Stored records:
■ ■ ■ ■ ■ ■ ■
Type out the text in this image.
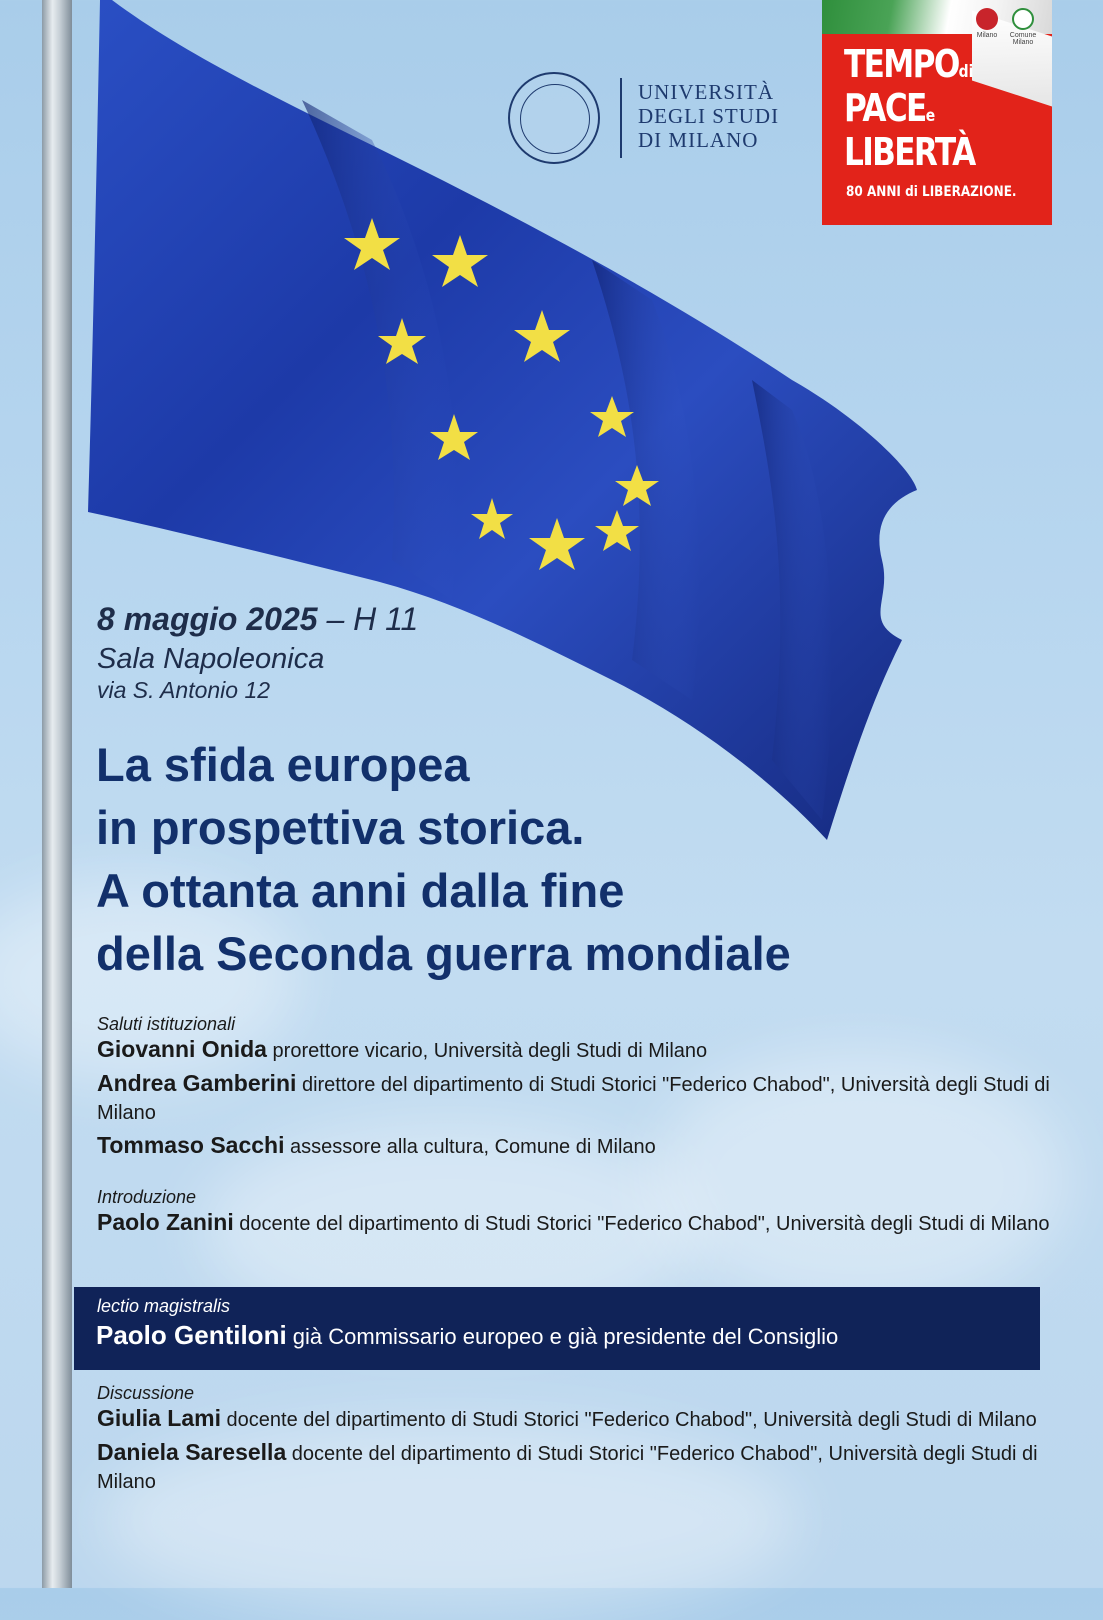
UNIVERSITÀ
DEGLI STUDI
DI MILANO
Milano	Comune Milano
TEMPOdi
PACEe
LIBERTÀ
80 ANNI di LIBERAZIONE.
8 maggio 2025 – H 11
Sala Napoleonica
via S. Antonio 12
La sfida europea
in prospettiva storica.
A ottanta anni dalla fine
della Seconda guerra mondiale
Saluti istituzionali
Giovanni Onida prorettore vicario, Università degli Studi di Milano
Andrea Gamberini direttore del dipartimento di Studi Storici "Federico Chabod", Università degli Studi di Milano
Tommaso Sacchi assessore alla cultura, Comune di Milano
Introduzione
Paolo Zanini docente del dipartimento di Studi Storici "Federico Chabod", Università degli Studi di Milano
lectio magistralis
Paolo Gentiloni già Commissario europeo e già presidente del Consiglio
Discussione
Giulia Lami docente del dipartimento di Studi Storici "Federico Chabod", Università degli Studi di Milano
Daniela Saresella docente del dipartimento di Studi Storici "Federico Chabod", Università degli Studi di Milano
■ ■ ■ ■ ■ ■ ■
YOUR GOAL: Say how many lines above hold the word "Paolo", giving only the count.

ANSWER TO THIS TASK: 2